◆ **PROBLEM DESCRIPTION**:
Repeat all of the material below exactly as written, images excluded.
RAW RECORDS start
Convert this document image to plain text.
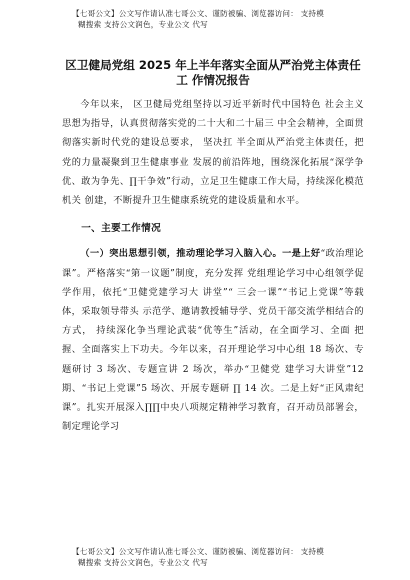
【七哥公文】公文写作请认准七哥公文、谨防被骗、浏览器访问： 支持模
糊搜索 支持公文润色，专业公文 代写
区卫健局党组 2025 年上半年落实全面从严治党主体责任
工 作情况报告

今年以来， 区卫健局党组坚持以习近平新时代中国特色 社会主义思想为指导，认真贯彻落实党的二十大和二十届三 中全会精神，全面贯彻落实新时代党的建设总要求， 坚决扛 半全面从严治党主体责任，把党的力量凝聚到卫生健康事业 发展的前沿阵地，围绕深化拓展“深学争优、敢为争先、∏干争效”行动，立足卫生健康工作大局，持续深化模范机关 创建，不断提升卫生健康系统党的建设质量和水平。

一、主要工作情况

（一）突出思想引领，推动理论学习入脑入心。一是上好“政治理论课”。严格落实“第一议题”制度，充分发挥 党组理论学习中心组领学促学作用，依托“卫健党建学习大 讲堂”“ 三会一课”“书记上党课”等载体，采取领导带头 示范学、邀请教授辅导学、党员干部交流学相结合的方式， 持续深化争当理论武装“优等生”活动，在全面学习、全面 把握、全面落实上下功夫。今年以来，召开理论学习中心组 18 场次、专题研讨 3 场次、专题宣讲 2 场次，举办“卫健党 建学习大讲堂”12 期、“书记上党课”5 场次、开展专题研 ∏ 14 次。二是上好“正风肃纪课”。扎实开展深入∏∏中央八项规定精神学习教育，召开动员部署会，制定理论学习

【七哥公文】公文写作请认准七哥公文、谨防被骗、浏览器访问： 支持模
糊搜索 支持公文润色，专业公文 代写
RAW RECORDS end
◆ **WRITTEN REPLY**:
Convert this document image to plain text.
【七哥公文】公文写作请认准七哥公文、谨防被骗、浏览器访问： 支持模
糊搜索 支持公文润色，专业公文 代写
区卫健局党组 2025 年上半年落实全面从严治党主体责任
工 作情况报告

今年以来， 区卫健局党组坚持以习近平新时代中国特色 社会主义思想为指导，认真贯彻落实党的二十大和二十届三 中全会精神，全面贯彻落实新时代党的建设总要求， 坚决扛 半全面从严治党主体责任，把党的力量凝聚到卫生健康事业 发展的前沿阵地，围绕深化拓展“深学争优、敢为争先、∏干争效”行动，立足卫生健康工作大局，持续深化模范机关 创建，不断提升卫生健康系统党的建设质量和水平。

一、主要工作情况

（一）突出思想引领，推动理论学习入脑入心。一是上好“政治理论课”。严格落实“第一议题”制度，充分发挥 党组理论学习中心组领学促学作用，依托“卫健党建学习大 讲堂”“ 三会一课”“书记上党课”等载体，采取领导带头 示范学、邀请教授辅导学、党员干部交流学相结合的方式， 持续深化争当理论武装“优等生”活动，在全面学习、全面 把握、全面落实上下功夫。今年以来，召开理论学习中心组 18 场次、专题研讨 3 场次、专题宣讲 2 场次，举办“卫健党 建学习大讲堂”12 期、“书记上党课”5 场次、开展专题研 ∏ 14 次。二是上好“正风肃纪课”。扎实开展深入∏∏中央八项规定精神学习教育，召开动员部署会，制定理论学习

【七哥公文】公文写作请认准七哥公文、谨防被骗、浏览器访问： 支持模
糊搜索 支持公文润色，专业公文 代写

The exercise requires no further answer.